◆ What to work on
From the listing below, pull out the lines that hold "القطاع".

>> START Rows

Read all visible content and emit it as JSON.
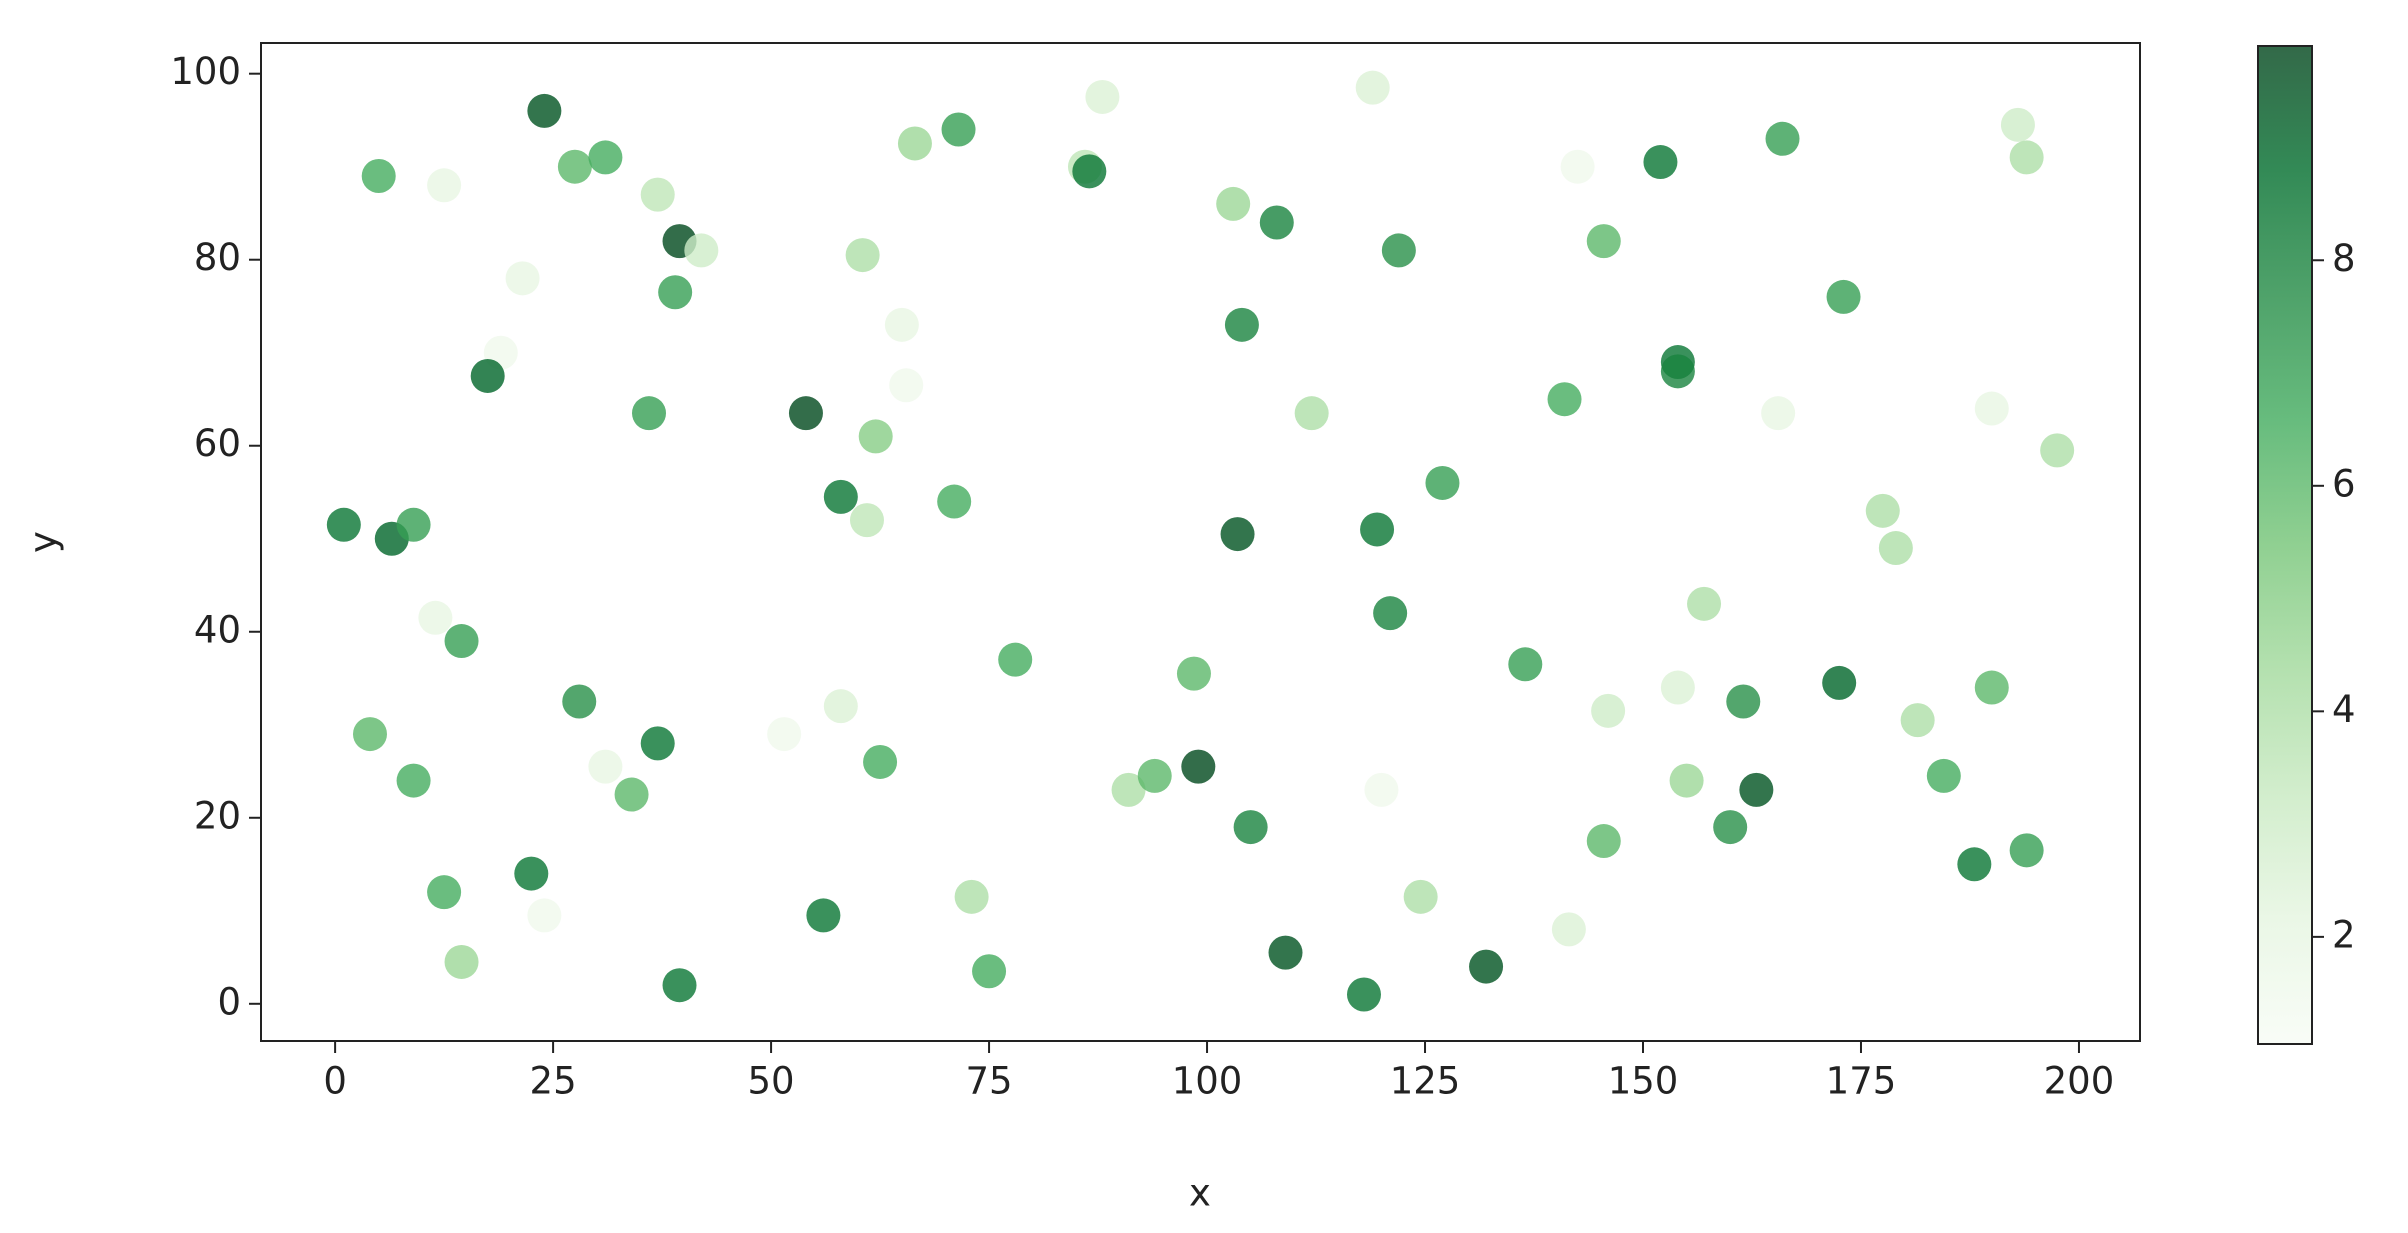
{
  "chart_data": {
    "type": "scatter",
    "xlabel": "x",
    "ylabel": "y",
    "x": [
      24,
      5,
      12.5,
      27.5,
      31,
      37,
      39.5,
      42,
      21.5,
      39,
      19,
      17.5,
      36,
      1,
      6.5,
      9,
      11.5,
      14.5,
      4,
      9,
      12.5,
      14.5,
      22.5,
      24,
      28,
      31,
      34,
      37,
      39.5,
      54,
      58,
      61,
      60.5,
      62,
      65,
      65.5,
      66.5,
      71.5,
      71,
      62.5,
      58,
      51.5,
      56,
      73,
      75,
      78,
      86,
      86.5,
      88,
      103,
      108,
      104,
      112,
      103.5,
      98.5,
      91,
      94,
      99,
      105,
      109,
      118,
      119,
      122,
      119.5,
      121,
      127,
      120,
      124.5,
      132,
      136.5,
      141,
      142.5,
      145.5,
      146,
      145.5,
      141.5,
      152,
      154,
      154,
      155,
      154,
      157,
      161.5,
      160,
      163,
      166,
      165.5,
      173,
      172.5,
      177.5,
      179,
      181.5,
      184.5,
      188,
      194,
      190,
      190,
      193,
      194,
      197.5
    ],
    "y": [
      96,
      89,
      88,
      90,
      91,
      87,
      82,
      81,
      78,
      76.5,
      70,
      67.5,
      63.5,
      51.5,
      50,
      51.5,
      41.5,
      39,
      29,
      24,
      12,
      4.5,
      14,
      9.5,
      32.5,
      25.5,
      22.5,
      28,
      2,
      63.5,
      54.5,
      52,
      80.5,
      61,
      73,
      66.5,
      92.5,
      94,
      54,
      26,
      32,
      29,
      9.5,
      11.5,
      3.5,
      37,
      90,
      89.5,
      97.5,
      86,
      84,
      73,
      63.5,
      50.5,
      35.5,
      23,
      24.5,
      25.5,
      19,
      5.5,
      1,
      98.5,
      81,
      51,
      42,
      56,
      23,
      11.5,
      4,
      36.5,
      65,
      90,
      82,
      31.5,
      17.5,
      8,
      90.5,
      69,
      68,
      24,
      34,
      43,
      32.5,
      19,
      23,
      93,
      63.5,
      76,
      34.5,
      53,
      49,
      30.5,
      24.5,
      15,
      16.5,
      34,
      64,
      94.5,
      91,
      59.5
    ],
    "c": [
      9.5,
      6.5,
      2,
      6,
      6.5,
      3.5,
      9.8,
      3,
      2,
      7,
      1.5,
      9,
      7,
      8.5,
      9,
      7,
      2,
      7,
      6,
      6.5,
      6.5,
      4.5,
      8.5,
      1.5,
      7.5,
      2,
      6,
      8.5,
      8.5,
      9.8,
      8.5,
      3.5,
      4,
      5,
      2,
      1.5,
      4.5,
      7,
      6.5,
      6.5,
      2.5,
      1.5,
      8.5,
      4,
      6.5,
      6.5,
      3.5,
      8.5,
      2.5,
      4.5,
      8,
      8,
      4,
      9.5,
      6,
      4,
      6,
      9.8,
      8,
      9.5,
      8.5,
      2.5,
      7.5,
      8.5,
      8,
      7,
      1.5,
      4,
      9.5,
      7,
      6.5,
      1.5,
      6,
      3,
      6,
      2.5,
      8.5,
      8.5,
      8,
      4.5,
      2.5,
      4,
      7.5,
      7.5,
      9.5,
      7,
      2,
      7,
      9,
      4,
      4,
      4,
      6.5,
      8.5,
      7,
      6,
      2,
      3,
      4,
      4
    ],
    "colormap": [
      "#f7fcf5",
      "#e5f5e0",
      "#c7e9c0",
      "#a1d99b",
      "#74c476",
      "#41ab5d",
      "#238b45",
      "#006d2c",
      "#00441b"
    ],
    "alpha": 0.8,
    "xlim": [
      -8.5,
      207
    ],
    "ylim": [
      -4,
      103.3
    ],
    "xticks": [
      0,
      25,
      50,
      75,
      100,
      125,
      150,
      175,
      200
    ],
    "yticks": [
      0,
      20,
      40,
      60,
      80,
      100
    ],
    "clim": [
      1.05,
      9.9
    ],
    "cticks": [
      2,
      4,
      6,
      8
    ]
  }
}
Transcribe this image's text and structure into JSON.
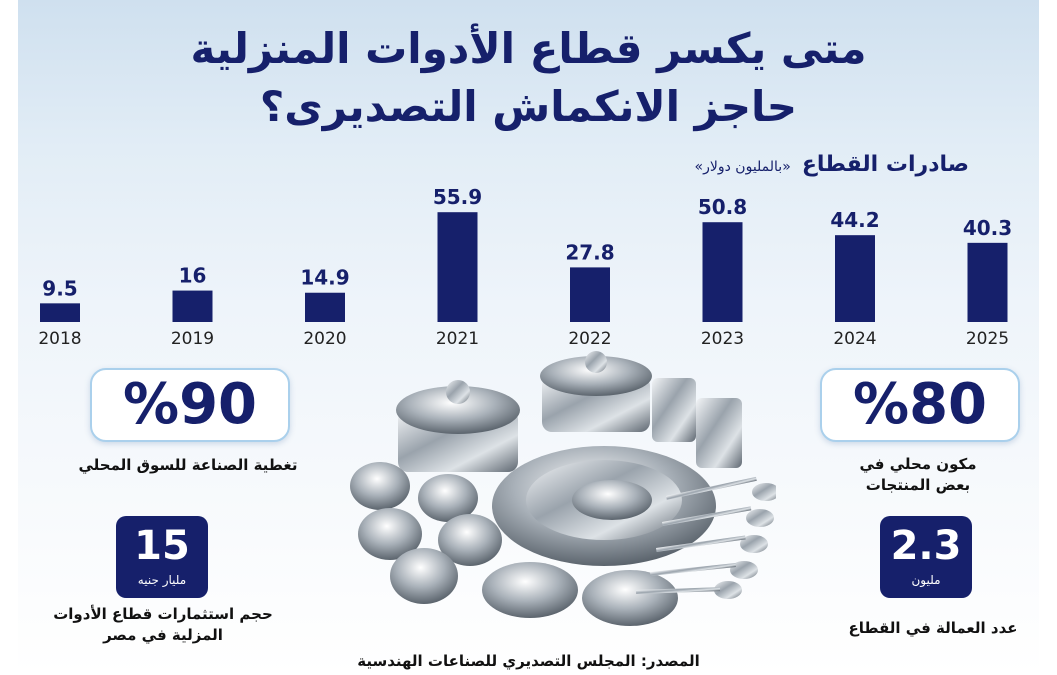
{
  "title_line1": "متى يكسر قطاع  الأدوات المنزلية",
  "title_line2": "حاجز الانكماش التصديرى؟",
  "chart_data": {
    "type": "bar",
    "title": "صادرات القطاع",
    "unit": "«بالمليون دولار»",
    "categories": [
      "2018",
      "2019",
      "2020",
      "2021",
      "2022",
      "2023",
      "2024",
      "2025"
    ],
    "values": [
      9.5,
      16,
      14.9,
      55.9,
      27.8,
      50.8,
      44.2,
      40.3
    ],
    "value_labels": [
      "9.5",
      "16",
      "14.9",
      "55.9",
      "27.8",
      "50.8",
      "44.2",
      "40.3"
    ],
    "bar_color": "#16206b",
    "ylim": [
      0,
      60
    ],
    "grid": false,
    "legend": "none"
  },
  "stats": {
    "local_coverage": {
      "value": "%90",
      "label": "تغطية الصناعة للسوق المحلي"
    },
    "local_component": {
      "value": "%80",
      "label_line1": "مكون محلي في",
      "label_line2": "بعض المنتجات"
    },
    "investments": {
      "value": "15",
      "unit": "مليار جنيه",
      "label_line1": "حجم استثمارات قطاع الأدوات",
      "label_line2": "المزلية في مصر"
    },
    "employment": {
      "value": "2.3",
      "unit": "مليون",
      "label": "عدد العمالة في القطاع"
    }
  },
  "source": "المصدر: المجلس التصديري للصناعات الهندسية",
  "colors": {
    "navy": "#16206b",
    "box_border": "#aad0ec"
  }
}
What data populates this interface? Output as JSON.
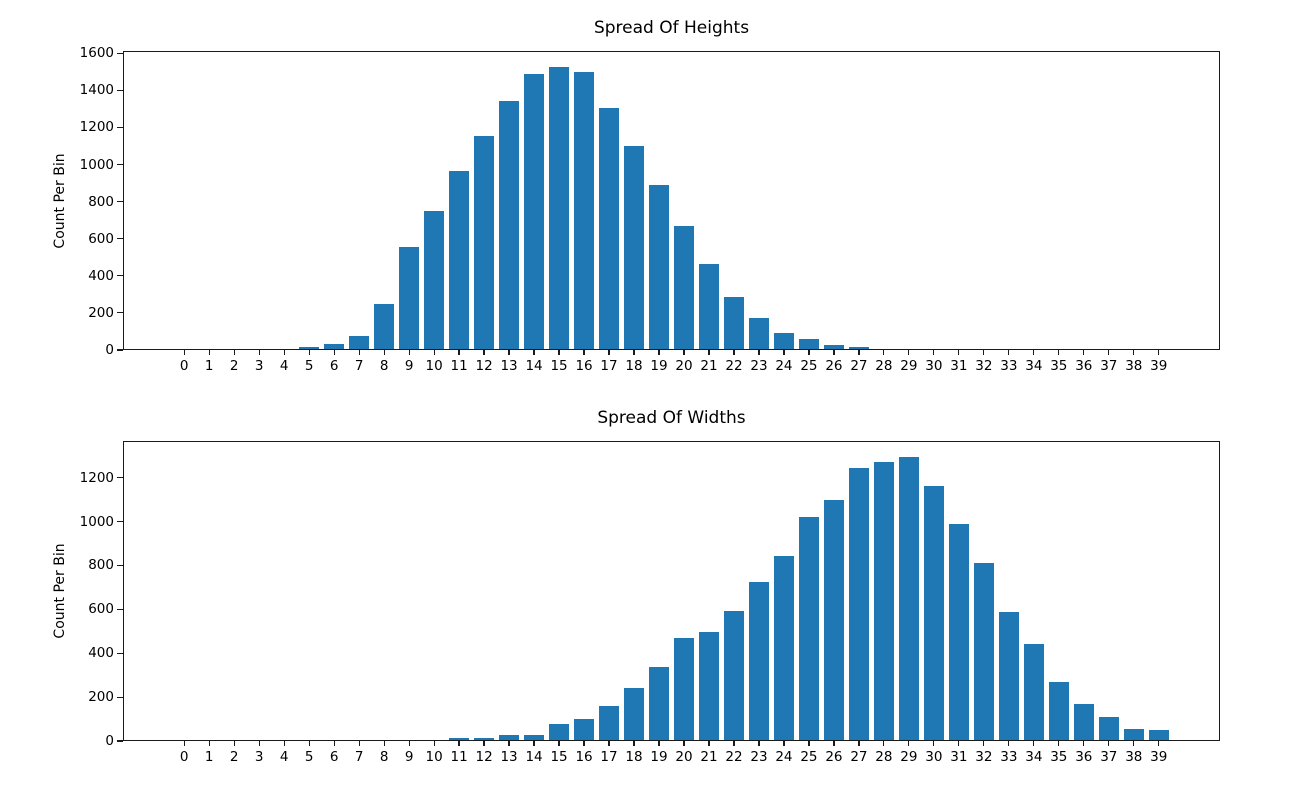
{
  "figure": {
    "background": "#ffffff",
    "bar_color": "#1f77b4",
    "spine_color": "#1a1a1a"
  },
  "chart_data": [
    {
      "type": "bar",
      "title": "Spread Of Heights",
      "xlabel": "",
      "ylabel": "Count Per Bin",
      "categories": [
        0,
        1,
        2,
        3,
        4,
        5,
        6,
        7,
        8,
        9,
        10,
        11,
        12,
        13,
        14,
        15,
        16,
        17,
        18,
        19,
        20,
        21,
        22,
        23,
        24,
        25,
        26,
        27,
        28,
        29,
        30,
        31,
        32,
        33,
        34,
        35,
        36,
        37,
        38,
        39
      ],
      "values": [
        0,
        0,
        0,
        0,
        0,
        12,
        28,
        70,
        245,
        555,
        750,
        965,
        1160,
        1350,
        1497,
        1535,
        1507,
        1312,
        1105,
        890,
        668,
        462,
        283,
        170,
        88,
        55,
        22,
        12,
        0,
        0,
        0,
        0,
        0,
        0,
        0,
        0,
        0,
        0,
        0,
        0
      ],
      "yticks": [
        0,
        200,
        400,
        600,
        800,
        1000,
        1200,
        1400,
        1600
      ],
      "ylim": [
        0,
        1612
      ],
      "bar_color": "#1f77b4",
      "grid": false,
      "legend": null
    },
    {
      "type": "bar",
      "title": "Spread Of Widths",
      "xlabel": "",
      "ylabel": "Count Per Bin",
      "categories": [
        0,
        1,
        2,
        3,
        4,
        5,
        6,
        7,
        8,
        9,
        10,
        11,
        12,
        13,
        14,
        15,
        16,
        17,
        18,
        19,
        20,
        21,
        22,
        23,
        24,
        25,
        26,
        27,
        28,
        29,
        30,
        31,
        32,
        33,
        34,
        35,
        36,
        37,
        38,
        39
      ],
      "values": [
        0,
        0,
        0,
        0,
        0,
        0,
        0,
        0,
        0,
        0,
        0,
        8,
        8,
        25,
        25,
        75,
        98,
        158,
        240,
        335,
        470,
        498,
        594,
        724,
        845,
        1025,
        1103,
        1248,
        1276,
        1302,
        1166,
        992,
        814,
        590,
        442,
        265,
        165,
        104,
        52,
        46
      ],
      "yticks": [
        0,
        200,
        400,
        600,
        800,
        1000,
        1200
      ],
      "ylim": [
        0,
        1367
      ],
      "bar_color": "#1f77b4",
      "grid": false,
      "legend": null
    }
  ]
}
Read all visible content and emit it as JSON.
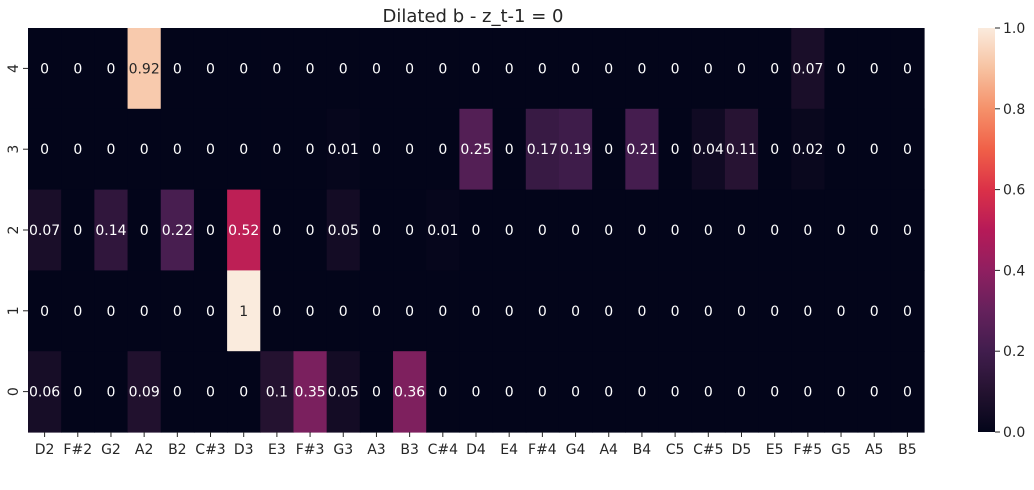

>> END Rows

◆ Result for this task
    "title": "صادرات القطاع",
      "label": "عدد العمالة في القطاع"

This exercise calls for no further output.